Aim:
Check every line below for the word "Dorigny" and show those that hold it.

Saved entries:
────────
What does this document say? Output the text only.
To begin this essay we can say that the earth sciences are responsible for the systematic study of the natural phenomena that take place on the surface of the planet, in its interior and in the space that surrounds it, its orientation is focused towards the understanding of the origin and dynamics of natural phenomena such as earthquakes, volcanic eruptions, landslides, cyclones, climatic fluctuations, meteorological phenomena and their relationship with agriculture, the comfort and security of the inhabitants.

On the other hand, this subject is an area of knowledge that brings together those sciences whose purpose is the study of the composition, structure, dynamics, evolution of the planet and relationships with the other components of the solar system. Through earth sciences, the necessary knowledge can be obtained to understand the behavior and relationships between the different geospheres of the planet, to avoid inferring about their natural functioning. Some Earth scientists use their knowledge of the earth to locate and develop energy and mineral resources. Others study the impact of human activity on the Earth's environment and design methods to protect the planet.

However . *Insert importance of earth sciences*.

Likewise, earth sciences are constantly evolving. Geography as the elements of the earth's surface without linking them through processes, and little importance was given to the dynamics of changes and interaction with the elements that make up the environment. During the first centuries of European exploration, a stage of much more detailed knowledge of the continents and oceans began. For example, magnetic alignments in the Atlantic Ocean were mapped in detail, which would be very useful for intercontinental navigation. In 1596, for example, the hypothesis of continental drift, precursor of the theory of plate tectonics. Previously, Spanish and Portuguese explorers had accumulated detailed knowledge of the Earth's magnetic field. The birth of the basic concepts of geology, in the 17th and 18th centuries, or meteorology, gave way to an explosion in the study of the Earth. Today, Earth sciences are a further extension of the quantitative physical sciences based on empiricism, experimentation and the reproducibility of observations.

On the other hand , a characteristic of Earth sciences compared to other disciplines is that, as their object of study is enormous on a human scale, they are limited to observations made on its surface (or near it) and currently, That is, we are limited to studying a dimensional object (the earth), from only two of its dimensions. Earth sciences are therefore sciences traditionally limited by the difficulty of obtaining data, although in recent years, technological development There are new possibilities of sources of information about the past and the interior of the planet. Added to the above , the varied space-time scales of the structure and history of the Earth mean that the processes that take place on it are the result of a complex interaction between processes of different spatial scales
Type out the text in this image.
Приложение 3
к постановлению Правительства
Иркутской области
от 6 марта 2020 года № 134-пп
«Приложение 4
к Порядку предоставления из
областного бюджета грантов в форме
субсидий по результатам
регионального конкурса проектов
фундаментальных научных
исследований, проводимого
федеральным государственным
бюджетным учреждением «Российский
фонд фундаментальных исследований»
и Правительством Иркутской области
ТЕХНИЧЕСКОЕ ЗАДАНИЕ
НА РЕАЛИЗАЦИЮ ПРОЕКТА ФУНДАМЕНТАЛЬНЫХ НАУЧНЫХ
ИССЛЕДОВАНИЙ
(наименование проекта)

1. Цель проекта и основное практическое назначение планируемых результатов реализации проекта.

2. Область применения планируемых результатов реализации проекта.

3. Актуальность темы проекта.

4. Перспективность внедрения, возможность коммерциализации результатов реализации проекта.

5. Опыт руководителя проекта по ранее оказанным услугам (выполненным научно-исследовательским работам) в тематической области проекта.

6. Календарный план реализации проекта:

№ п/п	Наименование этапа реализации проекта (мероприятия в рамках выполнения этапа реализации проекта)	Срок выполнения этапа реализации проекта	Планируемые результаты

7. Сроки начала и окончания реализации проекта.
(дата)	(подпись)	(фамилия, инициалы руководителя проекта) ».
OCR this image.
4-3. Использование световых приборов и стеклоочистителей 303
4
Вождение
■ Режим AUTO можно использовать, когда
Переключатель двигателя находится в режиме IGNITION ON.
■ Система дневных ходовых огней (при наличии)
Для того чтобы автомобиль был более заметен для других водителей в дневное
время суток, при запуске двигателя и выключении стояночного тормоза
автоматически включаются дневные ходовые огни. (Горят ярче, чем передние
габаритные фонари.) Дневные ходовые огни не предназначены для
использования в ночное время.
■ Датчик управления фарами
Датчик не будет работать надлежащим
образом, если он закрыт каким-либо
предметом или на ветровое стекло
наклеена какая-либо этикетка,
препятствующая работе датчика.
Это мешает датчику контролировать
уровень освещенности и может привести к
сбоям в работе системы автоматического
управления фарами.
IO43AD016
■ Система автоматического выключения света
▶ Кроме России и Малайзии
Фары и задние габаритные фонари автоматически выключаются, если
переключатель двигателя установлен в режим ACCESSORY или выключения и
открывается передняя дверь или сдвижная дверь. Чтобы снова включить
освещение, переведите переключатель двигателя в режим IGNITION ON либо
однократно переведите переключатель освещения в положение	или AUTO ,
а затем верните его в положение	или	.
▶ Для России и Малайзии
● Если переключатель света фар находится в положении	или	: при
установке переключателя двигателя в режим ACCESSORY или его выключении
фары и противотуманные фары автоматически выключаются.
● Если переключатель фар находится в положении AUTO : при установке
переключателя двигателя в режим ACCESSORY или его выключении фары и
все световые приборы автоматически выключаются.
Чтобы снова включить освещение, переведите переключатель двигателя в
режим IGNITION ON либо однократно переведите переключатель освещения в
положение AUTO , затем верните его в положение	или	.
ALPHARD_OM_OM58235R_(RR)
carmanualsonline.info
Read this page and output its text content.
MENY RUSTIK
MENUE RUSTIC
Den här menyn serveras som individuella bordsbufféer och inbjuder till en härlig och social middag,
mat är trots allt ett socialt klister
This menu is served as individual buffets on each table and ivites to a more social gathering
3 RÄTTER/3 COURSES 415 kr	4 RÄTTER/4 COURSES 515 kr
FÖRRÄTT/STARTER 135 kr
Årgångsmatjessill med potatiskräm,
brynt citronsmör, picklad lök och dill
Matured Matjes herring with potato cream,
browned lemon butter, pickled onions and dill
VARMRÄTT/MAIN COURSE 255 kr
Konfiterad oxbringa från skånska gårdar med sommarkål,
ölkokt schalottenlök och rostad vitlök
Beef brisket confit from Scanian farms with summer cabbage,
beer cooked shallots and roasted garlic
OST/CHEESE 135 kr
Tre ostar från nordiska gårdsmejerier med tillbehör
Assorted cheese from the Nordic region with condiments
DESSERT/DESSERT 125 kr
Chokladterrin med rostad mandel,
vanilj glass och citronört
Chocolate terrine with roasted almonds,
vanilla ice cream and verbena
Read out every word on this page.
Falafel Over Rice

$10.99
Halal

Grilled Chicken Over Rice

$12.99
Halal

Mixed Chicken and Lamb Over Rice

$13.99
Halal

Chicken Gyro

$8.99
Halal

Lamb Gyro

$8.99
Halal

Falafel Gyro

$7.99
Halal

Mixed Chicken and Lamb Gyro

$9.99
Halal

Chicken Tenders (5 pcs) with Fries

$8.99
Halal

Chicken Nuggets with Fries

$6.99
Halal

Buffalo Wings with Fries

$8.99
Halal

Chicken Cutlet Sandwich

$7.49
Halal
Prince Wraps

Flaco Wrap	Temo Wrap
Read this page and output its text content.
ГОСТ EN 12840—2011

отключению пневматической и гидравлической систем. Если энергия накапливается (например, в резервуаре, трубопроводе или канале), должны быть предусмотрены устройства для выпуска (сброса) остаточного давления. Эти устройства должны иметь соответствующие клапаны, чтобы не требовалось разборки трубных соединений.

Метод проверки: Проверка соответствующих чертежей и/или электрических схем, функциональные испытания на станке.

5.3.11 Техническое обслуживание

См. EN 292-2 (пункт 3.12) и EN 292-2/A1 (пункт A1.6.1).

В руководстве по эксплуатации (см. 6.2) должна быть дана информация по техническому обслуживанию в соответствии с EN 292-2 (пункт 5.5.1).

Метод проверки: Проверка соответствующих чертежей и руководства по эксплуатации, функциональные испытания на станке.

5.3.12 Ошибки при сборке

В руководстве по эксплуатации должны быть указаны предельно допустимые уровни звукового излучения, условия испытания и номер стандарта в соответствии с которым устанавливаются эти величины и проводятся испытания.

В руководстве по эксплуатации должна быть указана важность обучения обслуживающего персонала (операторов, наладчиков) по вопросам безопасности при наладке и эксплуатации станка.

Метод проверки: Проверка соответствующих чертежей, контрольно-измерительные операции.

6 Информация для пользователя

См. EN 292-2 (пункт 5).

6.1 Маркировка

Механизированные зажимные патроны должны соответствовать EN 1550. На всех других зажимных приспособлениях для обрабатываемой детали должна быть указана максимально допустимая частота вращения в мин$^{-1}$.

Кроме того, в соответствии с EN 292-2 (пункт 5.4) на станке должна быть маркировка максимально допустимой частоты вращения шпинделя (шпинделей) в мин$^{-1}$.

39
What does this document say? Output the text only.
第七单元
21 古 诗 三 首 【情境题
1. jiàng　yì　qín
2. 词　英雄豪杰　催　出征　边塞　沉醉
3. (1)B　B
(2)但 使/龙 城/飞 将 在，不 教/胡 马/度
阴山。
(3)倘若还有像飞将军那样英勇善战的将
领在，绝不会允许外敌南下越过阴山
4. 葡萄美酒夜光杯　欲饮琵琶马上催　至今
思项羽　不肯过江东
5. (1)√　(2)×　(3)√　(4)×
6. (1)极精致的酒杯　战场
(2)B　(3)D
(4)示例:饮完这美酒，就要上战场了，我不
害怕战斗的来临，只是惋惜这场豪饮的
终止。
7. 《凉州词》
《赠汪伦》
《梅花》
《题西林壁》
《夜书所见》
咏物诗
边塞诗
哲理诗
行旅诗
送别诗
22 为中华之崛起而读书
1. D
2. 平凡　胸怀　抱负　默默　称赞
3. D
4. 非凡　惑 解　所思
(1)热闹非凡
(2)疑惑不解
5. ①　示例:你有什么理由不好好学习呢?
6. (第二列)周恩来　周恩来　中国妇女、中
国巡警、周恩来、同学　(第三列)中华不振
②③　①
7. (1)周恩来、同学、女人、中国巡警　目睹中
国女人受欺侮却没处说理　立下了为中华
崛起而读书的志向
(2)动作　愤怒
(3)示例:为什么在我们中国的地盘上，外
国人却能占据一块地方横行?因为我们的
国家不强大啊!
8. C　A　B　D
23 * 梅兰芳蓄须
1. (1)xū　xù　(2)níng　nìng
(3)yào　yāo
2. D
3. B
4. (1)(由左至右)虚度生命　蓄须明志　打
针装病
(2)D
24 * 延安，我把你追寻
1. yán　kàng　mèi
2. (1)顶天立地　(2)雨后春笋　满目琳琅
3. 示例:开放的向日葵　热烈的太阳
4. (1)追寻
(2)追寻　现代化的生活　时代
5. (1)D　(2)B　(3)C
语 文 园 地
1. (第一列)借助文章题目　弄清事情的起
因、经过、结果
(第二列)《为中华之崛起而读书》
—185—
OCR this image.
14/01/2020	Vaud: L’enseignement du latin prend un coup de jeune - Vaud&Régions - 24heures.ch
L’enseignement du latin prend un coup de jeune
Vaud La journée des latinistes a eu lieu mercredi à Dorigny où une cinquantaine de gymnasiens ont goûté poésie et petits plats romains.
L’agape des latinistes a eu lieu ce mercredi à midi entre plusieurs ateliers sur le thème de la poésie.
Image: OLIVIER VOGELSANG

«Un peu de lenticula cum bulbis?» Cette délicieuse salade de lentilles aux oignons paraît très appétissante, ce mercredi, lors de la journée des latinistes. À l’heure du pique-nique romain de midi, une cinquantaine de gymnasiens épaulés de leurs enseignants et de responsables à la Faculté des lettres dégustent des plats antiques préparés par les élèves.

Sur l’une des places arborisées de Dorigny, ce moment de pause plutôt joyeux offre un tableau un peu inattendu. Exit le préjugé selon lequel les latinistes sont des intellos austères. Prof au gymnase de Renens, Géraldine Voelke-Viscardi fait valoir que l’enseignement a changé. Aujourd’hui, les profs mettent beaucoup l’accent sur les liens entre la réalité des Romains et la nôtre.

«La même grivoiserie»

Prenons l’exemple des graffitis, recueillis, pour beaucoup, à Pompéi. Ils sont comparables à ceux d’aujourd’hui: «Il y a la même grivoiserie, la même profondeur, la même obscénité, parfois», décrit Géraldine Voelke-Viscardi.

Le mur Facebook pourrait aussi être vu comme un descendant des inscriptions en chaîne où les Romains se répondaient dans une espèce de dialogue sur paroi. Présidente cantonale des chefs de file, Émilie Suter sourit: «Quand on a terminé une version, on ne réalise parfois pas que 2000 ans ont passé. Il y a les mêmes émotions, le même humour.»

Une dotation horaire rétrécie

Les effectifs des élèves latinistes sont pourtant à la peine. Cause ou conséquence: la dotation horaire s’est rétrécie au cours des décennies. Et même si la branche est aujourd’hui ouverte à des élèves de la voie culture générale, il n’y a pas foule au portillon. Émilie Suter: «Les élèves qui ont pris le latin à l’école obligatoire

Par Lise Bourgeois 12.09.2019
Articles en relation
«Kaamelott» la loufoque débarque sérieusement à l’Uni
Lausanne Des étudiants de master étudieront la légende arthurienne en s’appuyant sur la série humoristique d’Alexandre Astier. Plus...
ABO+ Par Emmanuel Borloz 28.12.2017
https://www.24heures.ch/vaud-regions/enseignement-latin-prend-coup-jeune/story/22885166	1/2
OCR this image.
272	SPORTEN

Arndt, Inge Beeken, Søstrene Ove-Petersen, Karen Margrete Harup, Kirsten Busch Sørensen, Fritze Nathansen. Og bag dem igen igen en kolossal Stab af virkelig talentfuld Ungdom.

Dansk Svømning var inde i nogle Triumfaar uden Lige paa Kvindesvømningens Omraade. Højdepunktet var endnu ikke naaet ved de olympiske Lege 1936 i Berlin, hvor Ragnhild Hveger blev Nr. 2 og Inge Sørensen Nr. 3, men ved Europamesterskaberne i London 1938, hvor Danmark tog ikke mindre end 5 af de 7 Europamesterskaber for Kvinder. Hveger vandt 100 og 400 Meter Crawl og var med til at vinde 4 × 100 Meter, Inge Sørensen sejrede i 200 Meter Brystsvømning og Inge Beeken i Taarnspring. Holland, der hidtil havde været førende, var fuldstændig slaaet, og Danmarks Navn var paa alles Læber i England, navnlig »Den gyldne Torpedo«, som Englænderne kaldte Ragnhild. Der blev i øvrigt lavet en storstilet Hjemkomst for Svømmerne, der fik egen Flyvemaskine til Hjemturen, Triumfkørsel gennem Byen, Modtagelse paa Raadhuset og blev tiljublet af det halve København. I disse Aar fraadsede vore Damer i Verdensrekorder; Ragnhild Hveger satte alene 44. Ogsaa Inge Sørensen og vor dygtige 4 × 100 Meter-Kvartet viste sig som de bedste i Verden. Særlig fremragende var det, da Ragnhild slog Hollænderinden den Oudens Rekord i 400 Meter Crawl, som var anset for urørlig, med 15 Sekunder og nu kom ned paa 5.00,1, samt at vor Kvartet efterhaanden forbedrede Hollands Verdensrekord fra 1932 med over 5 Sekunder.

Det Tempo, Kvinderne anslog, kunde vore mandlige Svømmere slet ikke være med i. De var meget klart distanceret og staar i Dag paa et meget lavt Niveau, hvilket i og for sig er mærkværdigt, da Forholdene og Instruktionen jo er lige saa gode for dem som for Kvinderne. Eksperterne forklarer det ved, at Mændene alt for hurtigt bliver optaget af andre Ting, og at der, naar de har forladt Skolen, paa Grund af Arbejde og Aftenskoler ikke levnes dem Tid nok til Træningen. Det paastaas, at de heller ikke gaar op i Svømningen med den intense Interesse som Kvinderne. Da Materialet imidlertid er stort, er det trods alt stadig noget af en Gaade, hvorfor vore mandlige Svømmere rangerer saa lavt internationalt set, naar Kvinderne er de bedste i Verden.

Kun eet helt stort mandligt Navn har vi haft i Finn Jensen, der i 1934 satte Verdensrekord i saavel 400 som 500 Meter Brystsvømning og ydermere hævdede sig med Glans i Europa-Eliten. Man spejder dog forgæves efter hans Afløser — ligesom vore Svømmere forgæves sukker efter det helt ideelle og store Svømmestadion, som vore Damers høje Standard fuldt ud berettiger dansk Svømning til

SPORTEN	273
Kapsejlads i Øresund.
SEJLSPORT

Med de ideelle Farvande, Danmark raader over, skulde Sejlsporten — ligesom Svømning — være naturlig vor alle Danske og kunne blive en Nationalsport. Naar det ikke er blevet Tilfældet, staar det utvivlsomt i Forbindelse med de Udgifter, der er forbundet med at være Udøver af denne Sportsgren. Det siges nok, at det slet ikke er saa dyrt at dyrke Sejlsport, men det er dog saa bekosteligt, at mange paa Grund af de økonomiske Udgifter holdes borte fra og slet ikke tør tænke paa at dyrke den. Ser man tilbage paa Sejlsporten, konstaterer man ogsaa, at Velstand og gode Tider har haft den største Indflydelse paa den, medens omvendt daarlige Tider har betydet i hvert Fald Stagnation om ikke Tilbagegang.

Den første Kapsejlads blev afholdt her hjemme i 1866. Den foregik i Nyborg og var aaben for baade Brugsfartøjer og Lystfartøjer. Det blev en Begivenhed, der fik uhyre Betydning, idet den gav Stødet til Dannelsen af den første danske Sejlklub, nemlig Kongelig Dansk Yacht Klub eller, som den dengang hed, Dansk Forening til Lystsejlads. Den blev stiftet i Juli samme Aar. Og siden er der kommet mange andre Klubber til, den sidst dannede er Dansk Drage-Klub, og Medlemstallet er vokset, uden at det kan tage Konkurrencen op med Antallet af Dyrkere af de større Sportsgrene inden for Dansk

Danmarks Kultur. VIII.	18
────────
Solution to the problem:
Vaud La journée des latinistes a eu lieu mercredi à Dorigny où une cinquantaine de gymnasiens ont goûté poésie et petits plats romains.
Sur l’une des places arborisées de Dorigny, ce moment de pause plutôt joyeux offre un tableau un peu inattendu. Exit le préjugé selon lequel les latinistes sont des intellos austères. Prof au gymnase de Renens, Géraldine Voelke-Viscardi fait valoir que l’enseignement a changé. Aujourd’hui, les profs mettent beaucoup l’accent sur les liens entre la réalité des Romains et la nôtre.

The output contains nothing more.